* OBJECTIVE *
Quote all entries exactly, leaving pictures aside.

* RECORD SET *

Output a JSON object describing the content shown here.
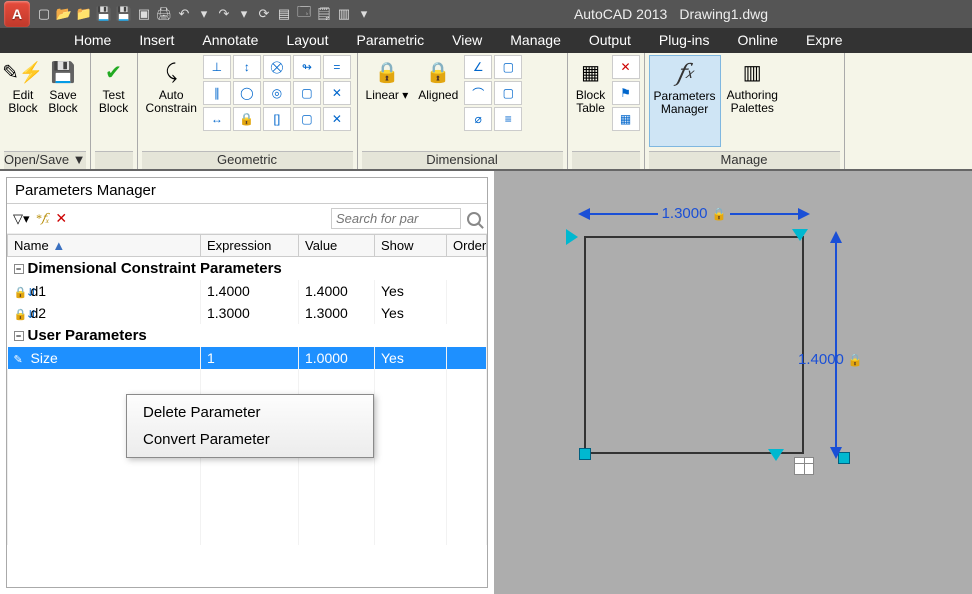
{
  "app": {
    "title": "AutoCAD 2013",
    "file": "Drawing1.dwg"
  },
  "menus": [
    "Home",
    "Insert",
    "Annotate",
    "Layout",
    "Parametric",
    "View",
    "Manage",
    "Output",
    "Plug-ins",
    "Online",
    "Expre"
  ],
  "ribbon": {
    "groups": [
      {
        "label": "Open/Save ▼",
        "buttons": [
          {
            "name": "edit-block",
            "label": "Edit\nBlock",
            "icon": "✎⚡"
          },
          {
            "name": "save-block",
            "label": "Save\nBlock",
            "icon": "💾"
          }
        ]
      },
      {
        "label": "",
        "buttons": [
          {
            "name": "test-block",
            "label": "Test\nBlock",
            "icon": "✔"
          }
        ]
      },
      {
        "label": "Geometric",
        "buttons": [
          {
            "name": "auto-constrain",
            "label": "Auto\nConstrain",
            "icon": "⤹✎"
          }
        ]
      },
      {
        "label": "Dimensional",
        "buttons": [
          {
            "name": "linear",
            "label": "Linear ▾",
            "icon": "🔒↔"
          },
          {
            "name": "aligned",
            "label": "Aligned",
            "icon": "🔒⤢"
          }
        ]
      },
      {
        "label": "",
        "buttons": [
          {
            "name": "block-table",
            "label": "Block\nTable",
            "icon": "▦"
          }
        ]
      },
      {
        "label": "Manage",
        "buttons": [
          {
            "name": "parameters-manager",
            "label": "Parameters\nManager",
            "icon": "𝑓ₓ",
            "active": true
          },
          {
            "name": "authoring-palettes",
            "label": "Authoring\nPalettes",
            "icon": "▥"
          }
        ]
      }
    ]
  },
  "panel": {
    "title": "Parameters Manager",
    "search_ph": "Search for par",
    "cols": [
      "Name",
      "Expression",
      "Value",
      "Show",
      "Order"
    ],
    "sec1": "Dimensional Constraint Parameters",
    "rows1": [
      {
        "name": "d1",
        "expr": "1.4000",
        "val": "1.4000",
        "show": "Yes"
      },
      {
        "name": "d2",
        "expr": "1.3000",
        "val": "1.3000",
        "show": "Yes"
      }
    ],
    "sec2": "User Parameters",
    "rows2": [
      {
        "name": "Size",
        "expr": "1",
        "val": "1.0000",
        "show": "Yes",
        "sel": true
      }
    ]
  },
  "ctx": {
    "items": [
      "Delete Parameter",
      "Convert Parameter"
    ]
  },
  "canvas": {
    "dim_h": "1.3000",
    "dim_v": "1.4000"
  }
}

* TASK RESULT *
Output a JSON object describing the content shown here.
{
  "app": {
    "title": "AutoCAD 2013",
    "file": "Drawing1.dwg"
  },
  "menus": [
    "Home",
    "Insert",
    "Annotate",
    "Layout",
    "Parametric",
    "View",
    "Manage",
    "Output",
    "Plug-ins",
    "Online",
    "Expre"
  ],
  "ribbon": {
    "groups": [
      {
        "label": "Open/Save ▼",
        "buttons": [
          {
            "name": "edit-block",
            "label": "Edit\nBlock",
            "icon": "✎⚡"
          },
          {
            "name": "save-block",
            "label": "Save\nBlock",
            "icon": "💾"
          }
        ]
      },
      {
        "label": "",
        "buttons": [
          {
            "name": "test-block",
            "label": "Test\nBlock",
            "icon": "✔"
          }
        ]
      },
      {
        "label": "Geometric",
        "buttons": [
          {
            "name": "auto-constrain",
            "label": "Auto\nConstrain",
            "icon": "⤹✎"
          }
        ]
      },
      {
        "label": "Dimensional",
        "buttons": [
          {
            "name": "linear",
            "label": "Linear ▾",
            "icon": "🔒↔"
          },
          {
            "name": "aligned",
            "label": "Aligned",
            "icon": "🔒⤢"
          }
        ]
      },
      {
        "label": "",
        "buttons": [
          {
            "name": "block-table",
            "label": "Block\nTable",
            "icon": "▦"
          }
        ]
      },
      {
        "label": "Manage",
        "buttons": [
          {
            "name": "parameters-manager",
            "label": "Parameters\nManager",
            "icon": "𝑓ₓ",
            "active": true
          },
          {
            "name": "authoring-palettes",
            "label": "Authoring\nPalettes",
            "icon": "▥"
          }
        ]
      }
    ]
  },
  "panel": {
    "title": "Parameters Manager",
    "search_ph": "Search for par",
    "cols": [
      "Name",
      "Expression",
      "Value",
      "Show",
      "Order"
    ],
    "sec1": "Dimensional Constraint Parameters",
    "rows1": [
      {
        "name": "d1",
        "expr": "1.4000",
        "val": "1.4000",
        "show": "Yes"
      },
      {
        "name": "d2",
        "expr": "1.3000",
        "val": "1.3000",
        "show": "Yes"
      }
    ],
    "sec2": "User Parameters",
    "rows2": [
      {
        "name": "Size",
        "expr": "1",
        "val": "1.0000",
        "show": "Yes",
        "sel": true
      }
    ]
  },
  "ctx": {
    "items": [
      "Delete Parameter",
      "Convert Parameter"
    ]
  },
  "canvas": {
    "dim_h": "1.3000",
    "dim_v": "1.4000"
  }
}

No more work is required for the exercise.